__Aim__.
Restate the records that follow word for word; no pictures should appear.

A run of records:
- - -
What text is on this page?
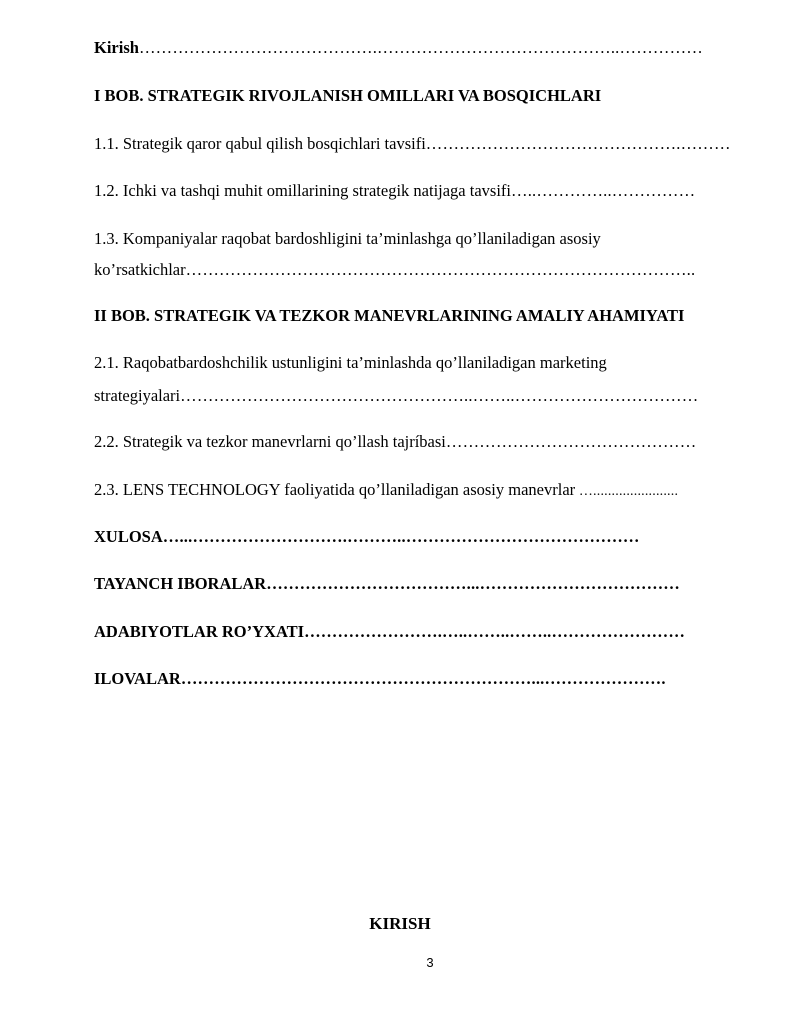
Kirish…………………………………….……………………………………..……………
I BOB. STRATEGIK RIVOJLANISH OMILLARI VA BOSQICHLARI
1.1. Strategik qaror qabul qilish bosqichlari tavsifi……………………………………….………
1.2. Ichki va tashqi muhit omillarining strategik natijaga tavsifi…..…………..……………
1.3. Kompaniyalar raqobat bardoshligini ta’minlashga qo’llaniladigan asosiy
ko’rsatkichlar………………………………………………………………………………..
II BOB. STRATEGIK VA TEZKOR MANEVRLARINING AMALIY AHAMIYATI
2.1. Raqobatbardoshchilik ustunligini ta’minlashda qo’llaniladigan marketing
strategiyalari……………………………………………..……..……………………………
2.2. Strategik va tezkor manevrlarni qo’llash tajríbasi………………………………………
2.3. LENS TECHNOLOGY faoliyatida qo’llaniladigan asosiy manevrlar ….......................
XULOSA…...……………………….………..……………………………………
TAYANCH IBORALAR………………………………...………………………………
ADABIYOTLAR RO’YXATI…………………….…..……..……..……………………
ILOVALAR………………………………………………………...………………….
KIRISH
3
- - -
__The output__.
What text is on this page?
Kirish…………………………………….……………………………………..……………
I BOB. STRATEGIK RIVOJLANISH OMILLARI VA BOSQICHLARI
1.1. Strategik qaror qabul qilish bosqichlari tavsifi……………………………………….………
1.2. Ichki va tashqi muhit omillarining strategik natijaga tavsifi…..…………..……………
1.3. Kompaniyalar raqobat bardoshligini ta’minlashga qo’llaniladigan asosiy
ko’rsatkichlar………………………………………………………………………………..
II BOB. STRATEGIK VA TEZKOR MANEVRLARINING AMALIY AHAMIYATI
2.1. Raqobatbardoshchilik ustunligini ta’minlashda qo’llaniladigan marketing
strategiyalari……………………………………………..……..……………………………
2.2. Strategik va tezkor manevrlarni qo’llash tajríbasi………………………………………
2.3. LENS TECHNOLOGY faoliyatida qo’llaniladigan asosiy manevrlar ….......................
XULOSA…...……………………….………..……………………………………
TAYANCH IBORALAR………………………………...………………………………
ADABIYOTLAR RO’YXATI…………………….…..……..……..……………………
ILOVALAR………………………………………………………...………………….
KIRISH
3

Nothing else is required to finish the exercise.